### WHAT NEEDS TO BE DONE:
Repeat every line exactly, keeping the pictures out of the copy.

### SUPPLIED DATA:
== == ==
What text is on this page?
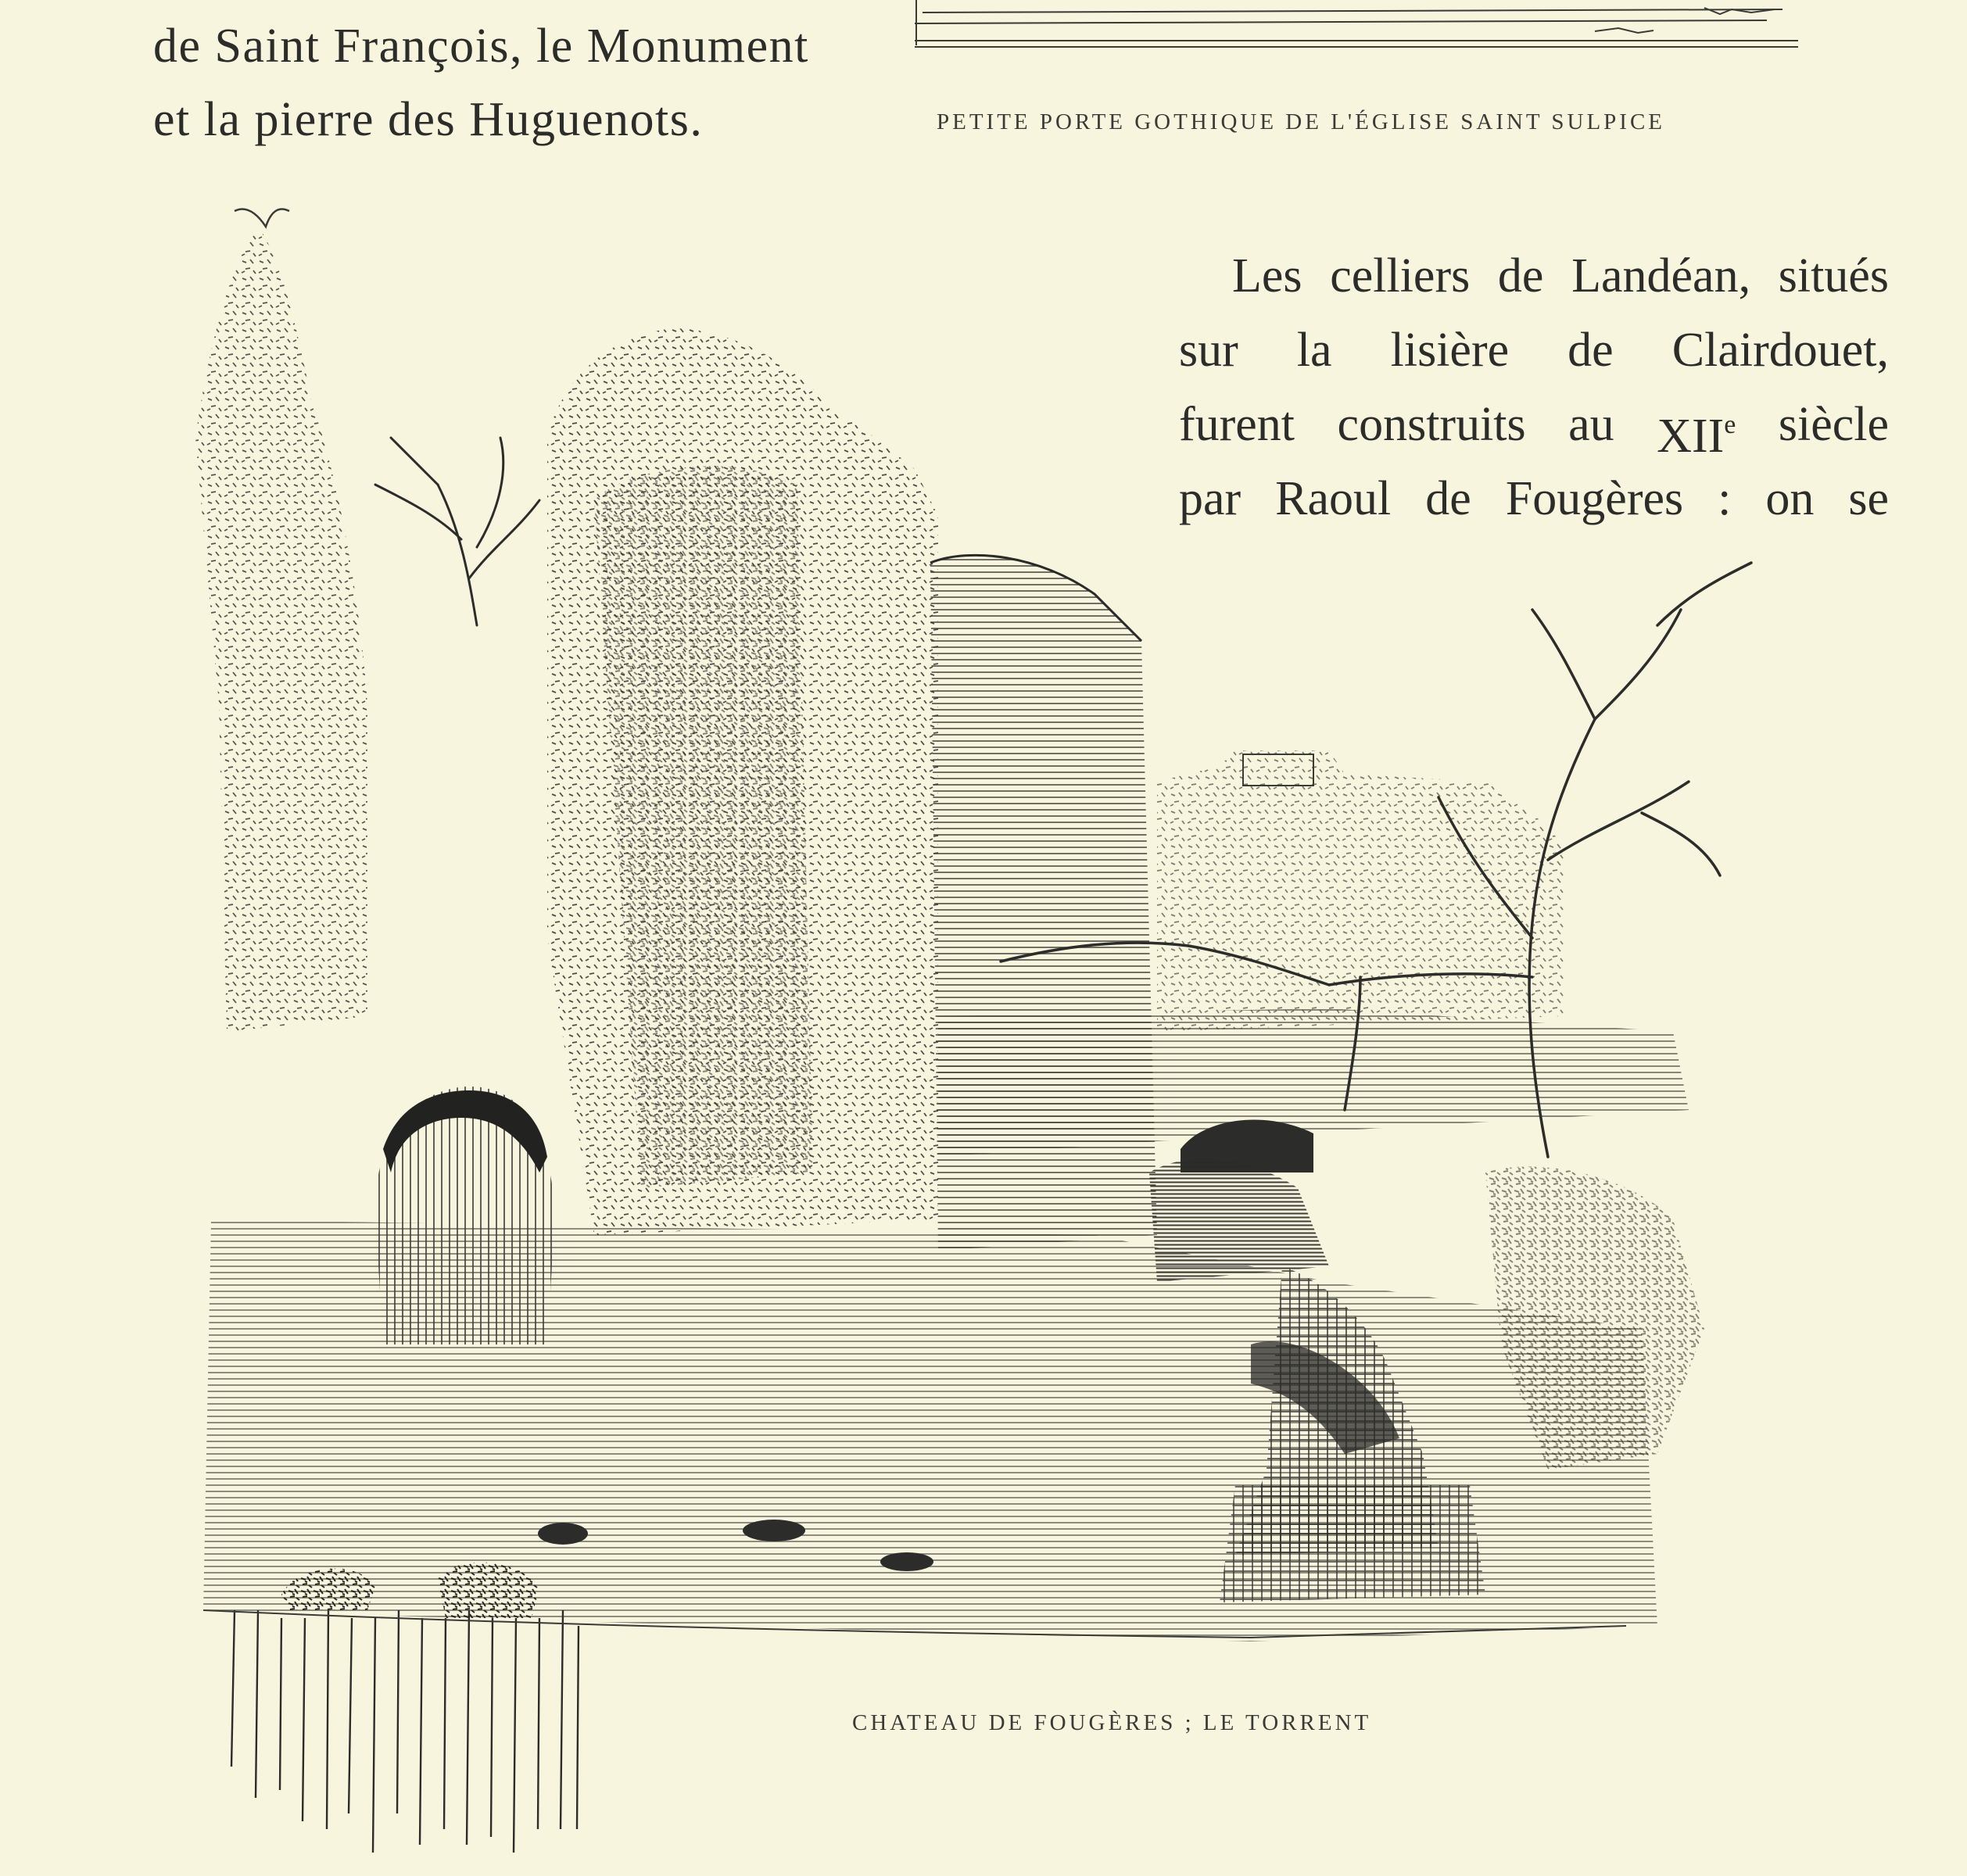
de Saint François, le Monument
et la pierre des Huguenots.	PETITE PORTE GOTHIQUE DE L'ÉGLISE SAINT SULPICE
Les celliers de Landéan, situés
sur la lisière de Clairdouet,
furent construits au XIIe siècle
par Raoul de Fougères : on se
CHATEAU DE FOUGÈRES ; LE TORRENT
== == ==
### ANSWER TO THIS TASK:
What text is on this page?
de Saint François, le Monument
et la pierre des Huguenots.	PETITE PORTE GOTHIQUE DE L'ÉGLISE SAINT SULPICE
Les celliers de Landéan, situés
sur la lisière de Clairdouet,
furent construits au XIIe siècle
par Raoul de Fougères : on se
CHATEAU DE FOUGÈRES ; LE TORRENT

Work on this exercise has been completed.